# DATA EXCERPTS:

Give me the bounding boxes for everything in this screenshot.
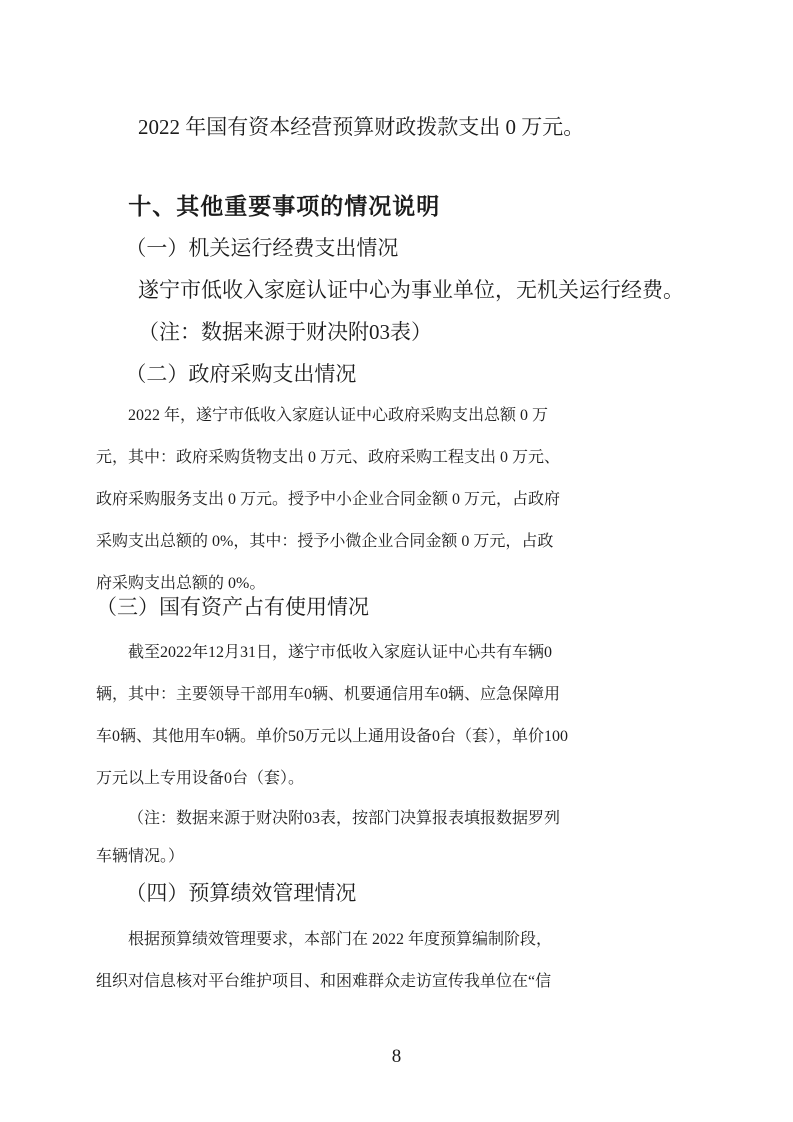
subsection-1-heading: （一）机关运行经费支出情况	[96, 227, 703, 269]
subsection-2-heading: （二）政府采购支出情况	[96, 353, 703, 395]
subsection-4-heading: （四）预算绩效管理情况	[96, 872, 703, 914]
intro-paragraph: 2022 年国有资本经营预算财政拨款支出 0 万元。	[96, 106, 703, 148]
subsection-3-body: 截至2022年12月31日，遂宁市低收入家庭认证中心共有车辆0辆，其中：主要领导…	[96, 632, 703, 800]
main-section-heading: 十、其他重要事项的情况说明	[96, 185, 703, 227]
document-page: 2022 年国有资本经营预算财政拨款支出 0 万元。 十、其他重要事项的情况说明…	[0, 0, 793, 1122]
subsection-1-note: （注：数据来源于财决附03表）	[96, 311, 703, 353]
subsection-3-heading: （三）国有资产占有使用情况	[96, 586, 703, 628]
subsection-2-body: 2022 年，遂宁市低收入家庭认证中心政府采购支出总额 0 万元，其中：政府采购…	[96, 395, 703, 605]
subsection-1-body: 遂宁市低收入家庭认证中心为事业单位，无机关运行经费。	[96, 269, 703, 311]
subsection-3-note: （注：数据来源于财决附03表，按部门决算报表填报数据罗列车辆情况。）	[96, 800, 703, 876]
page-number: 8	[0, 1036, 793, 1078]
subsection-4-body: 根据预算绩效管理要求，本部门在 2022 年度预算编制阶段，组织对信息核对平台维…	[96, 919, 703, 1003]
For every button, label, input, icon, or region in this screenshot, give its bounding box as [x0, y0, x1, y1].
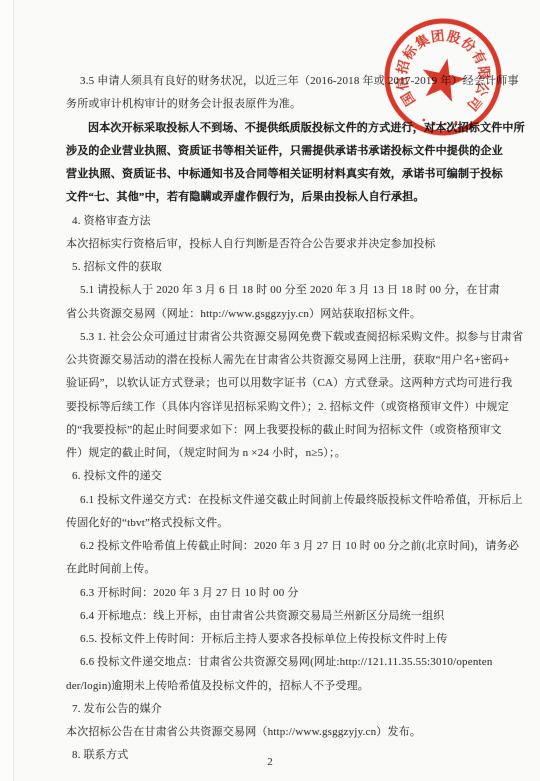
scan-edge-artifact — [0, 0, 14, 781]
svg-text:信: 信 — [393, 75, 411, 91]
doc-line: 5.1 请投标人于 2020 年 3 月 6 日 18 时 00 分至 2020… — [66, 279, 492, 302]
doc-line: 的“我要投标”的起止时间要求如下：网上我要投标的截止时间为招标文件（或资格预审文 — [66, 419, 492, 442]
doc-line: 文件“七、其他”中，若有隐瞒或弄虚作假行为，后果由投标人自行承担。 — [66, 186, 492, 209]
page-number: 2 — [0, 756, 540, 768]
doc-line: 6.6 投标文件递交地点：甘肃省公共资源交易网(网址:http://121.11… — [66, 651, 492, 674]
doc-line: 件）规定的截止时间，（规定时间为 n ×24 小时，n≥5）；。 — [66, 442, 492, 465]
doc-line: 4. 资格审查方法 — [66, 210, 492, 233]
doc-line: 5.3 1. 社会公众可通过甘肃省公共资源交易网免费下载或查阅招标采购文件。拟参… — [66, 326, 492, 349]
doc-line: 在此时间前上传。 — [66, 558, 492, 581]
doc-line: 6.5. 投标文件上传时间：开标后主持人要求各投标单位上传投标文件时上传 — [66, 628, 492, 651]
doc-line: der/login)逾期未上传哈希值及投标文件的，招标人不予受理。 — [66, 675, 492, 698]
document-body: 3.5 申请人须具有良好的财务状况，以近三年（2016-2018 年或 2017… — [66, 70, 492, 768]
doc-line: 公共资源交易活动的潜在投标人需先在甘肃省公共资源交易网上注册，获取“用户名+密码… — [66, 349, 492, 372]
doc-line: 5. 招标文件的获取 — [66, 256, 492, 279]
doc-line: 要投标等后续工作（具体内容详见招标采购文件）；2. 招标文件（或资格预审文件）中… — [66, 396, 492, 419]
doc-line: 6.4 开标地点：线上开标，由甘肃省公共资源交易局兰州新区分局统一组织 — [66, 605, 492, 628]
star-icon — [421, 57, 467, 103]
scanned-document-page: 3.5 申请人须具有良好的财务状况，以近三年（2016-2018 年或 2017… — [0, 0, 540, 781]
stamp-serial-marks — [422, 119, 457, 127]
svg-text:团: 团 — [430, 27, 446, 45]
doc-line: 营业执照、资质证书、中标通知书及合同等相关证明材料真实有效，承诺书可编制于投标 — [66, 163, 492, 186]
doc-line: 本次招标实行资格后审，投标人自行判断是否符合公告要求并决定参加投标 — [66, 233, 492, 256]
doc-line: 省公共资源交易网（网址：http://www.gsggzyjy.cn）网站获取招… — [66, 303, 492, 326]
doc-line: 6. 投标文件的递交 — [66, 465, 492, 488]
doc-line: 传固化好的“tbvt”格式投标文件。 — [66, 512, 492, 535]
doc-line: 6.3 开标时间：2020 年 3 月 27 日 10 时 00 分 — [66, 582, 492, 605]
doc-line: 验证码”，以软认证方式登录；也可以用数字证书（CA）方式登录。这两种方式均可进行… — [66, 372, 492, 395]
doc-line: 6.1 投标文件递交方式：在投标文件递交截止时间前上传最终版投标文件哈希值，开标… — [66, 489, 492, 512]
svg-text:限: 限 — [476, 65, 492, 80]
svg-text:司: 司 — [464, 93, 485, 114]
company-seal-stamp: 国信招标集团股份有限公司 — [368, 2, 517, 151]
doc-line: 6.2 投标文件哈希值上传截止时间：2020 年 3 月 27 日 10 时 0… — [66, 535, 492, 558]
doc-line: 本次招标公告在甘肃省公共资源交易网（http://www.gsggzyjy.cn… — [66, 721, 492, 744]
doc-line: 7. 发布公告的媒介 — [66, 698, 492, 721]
* * *
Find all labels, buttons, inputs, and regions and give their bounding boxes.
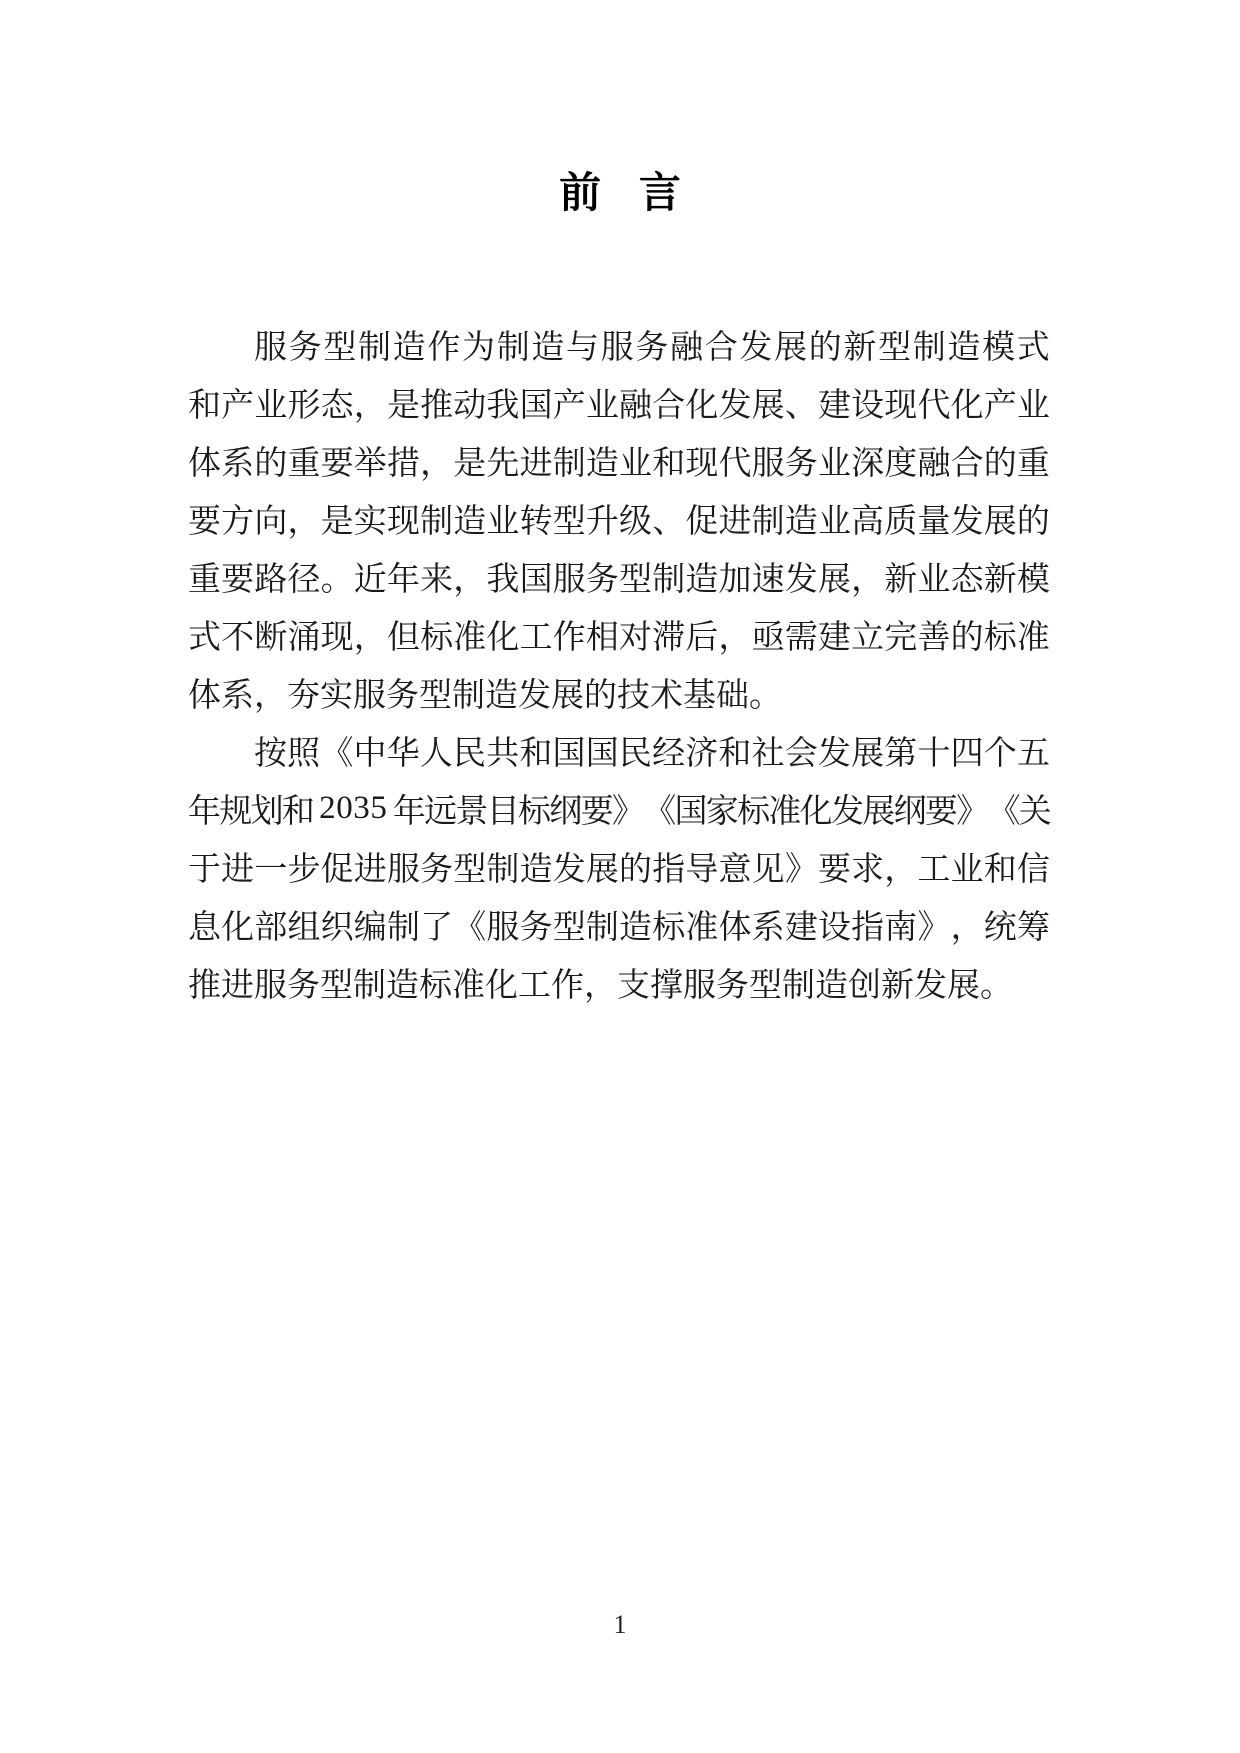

# INSTRUCTION:
Copy the entries verbatim, starting at the line containing "For every button, label, input, icon, or" and ending at the line containing "doc-line: 6.3 开标时间：2020", with both of those lines included. Leave the pictures out of your copy.

# SOLUTION FOR THIS PROBLEM:
For every button, label, input, icon, or region in this screenshot, give its bounding box as [x0, y0, x1, y1].
scan-edge-artifact — [0, 0, 14, 781]
svg-text:信: 信 — [393, 75, 411, 91]
doc-line: 5.1 请投标人于 2020 年 3 月 6 日 18 时 00 分至 2020… — [66, 279, 492, 302]
doc-line: 的“我要投标”的起止时间要求如下：网上我要投标的截止时间为招标文件（或资格预审文 — [66, 419, 492, 442]
doc-line: 文件“七、其他”中，若有隐瞒或弄虚作假行为，后果由投标人自行承担。 — [66, 186, 492, 209]
page-number: 2 — [0, 756, 540, 768]
doc-line: 6.6 投标文件递交地点：甘肃省公共资源交易网(网址:http://121.11… — [66, 651, 492, 674]
doc-line: 件）规定的截止时间，（规定时间为 n ×24 小时，n≥5）；。 — [66, 442, 492, 465]
doc-line: 4. 资格审查方法 — [66, 210, 492, 233]
doc-line: 5.3 1. 社会公众可通过甘肃省公共资源交易网免费下载或查阅招标采购文件。拟参… — [66, 326, 492, 349]
doc-line: 在此时间前上传。 — [66, 558, 492, 581]
doc-line: 6.5. 投标文件上传时间：开标后主持人要求各投标单位上传投标文件时上传 — [66, 628, 492, 651]
doc-line: der/login)逾期未上传哈希值及投标文件的，招标人不予受理。 — [66, 675, 492, 698]
document-body: 3.5 申请人须具有良好的财务状况，以近三年（2016-2018 年或 2017… — [66, 70, 492, 768]
doc-line: 公共资源交易活动的潜在投标人需先在甘肃省公共资源交易网上注册，获取“用户名+密码… — [66, 349, 492, 372]
doc-line: 5. 招标文件的获取 — [66, 256, 492, 279]
doc-line: 要投标等后续工作（具体内容详见招标采购文件）；2. 招标文件（或资格预审文件）中… — [66, 396, 492, 419]
doc-line: 6.4 开标地点：线上开标，由甘肃省公共资源交易局兰州新区分局统一组织 — [66, 605, 492, 628]
star-icon — [421, 57, 467, 103]
scanned-document-page: 3.5 申请人须具有良好的财务状况，以近三年（2016-2018 年或 2017… — [0, 0, 540, 781]
stamp-serial-marks — [422, 119, 457, 127]
svg-text:团: 团 — [430, 27, 446, 45]
doc-line: 营业执照、资质证书、中标通知书及合同等相关证明材料真实有效，承诺书可编制于投标 — [66, 163, 492, 186]
doc-line: 本次招标实行资格后审，投标人自行判断是否符合公告要求并决定参加投标 — [66, 233, 492, 256]
doc-line: 省公共资源交易网（网址：http://www.gsggzyjy.cn）网站获取招… — [66, 303, 492, 326]
doc-line: 6. 投标文件的递交 — [66, 465, 492, 488]
doc-line: 传固化好的“tbvt”格式投标文件。 — [66, 512, 492, 535]
doc-line: 6.3 开标时间：2020 年 3 月 27 日 10 时 00 分 — [66, 582, 492, 605]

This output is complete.